- **Set task**
Give the data again, word for word.

- **Data for this exercise**
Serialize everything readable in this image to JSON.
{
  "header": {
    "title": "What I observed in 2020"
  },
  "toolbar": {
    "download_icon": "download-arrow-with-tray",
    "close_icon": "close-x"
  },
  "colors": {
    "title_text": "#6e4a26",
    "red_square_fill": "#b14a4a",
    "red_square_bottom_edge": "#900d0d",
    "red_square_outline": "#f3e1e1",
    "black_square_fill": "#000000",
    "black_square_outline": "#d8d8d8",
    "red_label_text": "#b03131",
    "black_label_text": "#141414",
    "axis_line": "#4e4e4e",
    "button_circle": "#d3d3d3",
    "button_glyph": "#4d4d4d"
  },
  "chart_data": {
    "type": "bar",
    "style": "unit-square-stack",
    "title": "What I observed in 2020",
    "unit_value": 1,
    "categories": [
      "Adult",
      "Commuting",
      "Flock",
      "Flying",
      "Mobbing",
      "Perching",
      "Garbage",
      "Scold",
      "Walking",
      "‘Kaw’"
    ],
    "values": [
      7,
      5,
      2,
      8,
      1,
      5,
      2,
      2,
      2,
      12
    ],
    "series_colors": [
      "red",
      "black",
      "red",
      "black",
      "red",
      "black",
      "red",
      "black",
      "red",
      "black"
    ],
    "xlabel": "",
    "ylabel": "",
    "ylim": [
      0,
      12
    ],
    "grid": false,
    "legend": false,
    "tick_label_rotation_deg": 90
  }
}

- **Finished answer**
Serialize everything readable in this image to JSON.
{
  "header": {
    "title": "What I observed in 2020"
  },
  "toolbar": {
    "download_icon": "download-arrow-with-tray",
    "close_icon": "close-x"
  },
  "colors": {
    "title_text": "#6e4a26",
    "red_square_fill": "#b14a4a",
    "red_square_bottom_edge": "#900d0d",
    "red_square_outline": "#f3e1e1",
    "black_square_fill": "#000000",
    "black_square_outline": "#d8d8d8",
    "red_label_text": "#b03131",
    "black_label_text": "#141414",
    "axis_line": "#4e4e4e",
    "button_circle": "#d3d3d3",
    "button_glyph": "#4d4d4d"
  },
  "chart_data": {
    "type": "bar",
    "style": "unit-square-stack",
    "title": "What I observed in 2020",
    "unit_value": 1,
    "categories": [
      "Adult",
      "Commuting",
      "Flock",
      "Flying",
      "Mobbing",
      "Perching",
      "Garbage",
      "Scold",
      "Walking",
      "‘Kaw’"
    ],
    "values": [
      7,
      5,
      2,
      8,
      1,
      5,
      2,
      2,
      2,
      12
    ],
    "series_colors": [
      "red",
      "black",
      "red",
      "black",
      "red",
      "black",
      "red",
      "black",
      "red",
      "black"
    ],
    "xlabel": "",
    "ylabel": "",
    "ylim": [
      0,
      12
    ],
    "grid": false,
    "legend": false,
    "tick_label_rotation_deg": 90
  }
}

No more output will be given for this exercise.